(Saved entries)
____________

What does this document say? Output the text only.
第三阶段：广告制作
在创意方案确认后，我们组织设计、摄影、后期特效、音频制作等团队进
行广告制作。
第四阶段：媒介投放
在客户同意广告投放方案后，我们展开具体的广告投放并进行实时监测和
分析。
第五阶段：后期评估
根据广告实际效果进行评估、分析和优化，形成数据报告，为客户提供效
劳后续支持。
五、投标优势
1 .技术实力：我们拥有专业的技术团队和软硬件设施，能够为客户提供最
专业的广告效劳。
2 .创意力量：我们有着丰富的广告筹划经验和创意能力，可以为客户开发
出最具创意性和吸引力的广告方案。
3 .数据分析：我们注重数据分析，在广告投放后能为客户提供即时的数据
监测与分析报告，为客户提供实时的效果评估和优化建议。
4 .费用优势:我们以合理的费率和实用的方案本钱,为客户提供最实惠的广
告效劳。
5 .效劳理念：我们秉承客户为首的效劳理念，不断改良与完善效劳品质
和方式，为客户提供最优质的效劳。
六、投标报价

____________

Repeat the records above exactly, from the first line to the last.

What does this document say? Output the text only.
第三阶段：广告制作
在创意方案确认后，我们组织设计、摄影、后期特效、音频制作等团队进
行广告制作。
第四阶段：媒介投放
在客户同意广告投放方案后，我们展开具体的广告投放并进行实时监测和
分析。
第五阶段：后期评估
根据广告实际效果进行评估、分析和优化，形成数据报告，为客户提供效
劳后续支持。
五、投标优势
1 .技术实力：我们拥有专业的技术团队和软硬件设施，能够为客户提供最
专业的广告效劳。
2 .创意力量：我们有着丰富的广告筹划经验和创意能力，可以为客户开发
出最具创意性和吸引力的广告方案。
3 .数据分析：我们注重数据分析，在广告投放后能为客户提供即时的数据
监测与分析报告，为客户提供实时的效果评估和优化建议。
4 .费用优势:我们以合理的费率和实用的方案本钱,为客户提供最实惠的广
告效劳。
5 .效劳理念：我们秉承客户为首的效劳理念，不断改良与完善效劳品质
和方式，为客户提供最优质的效劳。
六、投标报价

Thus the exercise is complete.